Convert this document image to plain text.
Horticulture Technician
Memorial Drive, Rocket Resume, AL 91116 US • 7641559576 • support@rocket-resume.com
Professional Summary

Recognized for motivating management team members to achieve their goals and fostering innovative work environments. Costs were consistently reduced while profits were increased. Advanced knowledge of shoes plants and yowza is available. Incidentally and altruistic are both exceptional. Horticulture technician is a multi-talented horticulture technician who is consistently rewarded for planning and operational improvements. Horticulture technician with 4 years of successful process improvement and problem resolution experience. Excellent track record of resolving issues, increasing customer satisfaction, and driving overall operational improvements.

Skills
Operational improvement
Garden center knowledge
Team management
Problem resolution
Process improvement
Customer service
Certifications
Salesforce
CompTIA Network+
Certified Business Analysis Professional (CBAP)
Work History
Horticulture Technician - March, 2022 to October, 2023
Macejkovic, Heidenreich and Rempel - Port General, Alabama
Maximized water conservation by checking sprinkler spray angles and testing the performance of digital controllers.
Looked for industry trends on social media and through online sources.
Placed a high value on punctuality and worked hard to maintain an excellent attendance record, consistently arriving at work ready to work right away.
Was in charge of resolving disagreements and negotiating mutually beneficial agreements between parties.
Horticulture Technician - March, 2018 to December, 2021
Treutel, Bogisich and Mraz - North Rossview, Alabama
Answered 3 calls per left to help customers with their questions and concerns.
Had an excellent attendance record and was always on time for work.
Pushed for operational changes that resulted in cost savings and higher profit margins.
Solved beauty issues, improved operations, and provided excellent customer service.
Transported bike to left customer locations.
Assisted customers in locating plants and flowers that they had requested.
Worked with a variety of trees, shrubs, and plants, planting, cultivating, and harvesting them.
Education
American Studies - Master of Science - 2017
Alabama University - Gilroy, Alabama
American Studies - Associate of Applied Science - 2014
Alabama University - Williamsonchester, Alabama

WHAT THE EXERCISE ASKS: Retype the records in full. Keep every line identical to the original.

SOLUTION TO THE PROBLEM:
Convert this document image to plain text.
Horticulture Technician
Memorial Drive, Rocket Resume, AL 91116 US • 7641559576 • support@rocket-resume.com
Professional Summary

Recognized for motivating management team members to achieve their goals and fostering innovative work environments. Costs were consistently reduced while profits were increased. Advanced knowledge of shoes plants and yowza is available. Incidentally and altruistic are both exceptional. Horticulture technician is a multi-talented horticulture technician who is consistently rewarded for planning and operational improvements. Horticulture technician with 4 years of successful process improvement and problem resolution experience. Excellent track record of resolving issues, increasing customer satisfaction, and driving overall operational improvements.

Skills
Operational improvement
Garden center knowledge
Team management
Problem resolution
Process improvement
Customer service
Certifications
Salesforce
CompTIA Network+
Certified Business Analysis Professional (CBAP)
Work History
Horticulture Technician - March, 2022 to October, 2023
Macejkovic, Heidenreich and Rempel - Port General, Alabama
Maximized water conservation by checking sprinkler spray angles and testing the performance of digital controllers.
Looked for industry trends on social media and through online sources.
Placed a high value on punctuality and worked hard to maintain an excellent attendance record, consistently arriving at work ready to work right away.
Was in charge of resolving disagreements and negotiating mutually beneficial agreements between parties.
Horticulture Technician - March, 2018 to December, 2021
Treutel, Bogisich and Mraz - North Rossview, Alabama
Answered 3 calls per left to help customers with their questions and concerns.
Had an excellent attendance record and was always on time for work.
Pushed for operational changes that resulted in cost savings and higher profit margins.
Solved beauty issues, improved operations, and provided excellent customer service.
Transported bike to left customer locations.
Assisted customers in locating plants and flowers that they had requested.
Worked with a variety of trees, shrubs, and plants, planting, cultivating, and harvesting them.
Education
American Studies - Master of Science - 2017
Alabama University - Gilroy, Alabama
American Studies - Associate of Applied Science - 2014
Alabama University - Williamsonchester, Alabama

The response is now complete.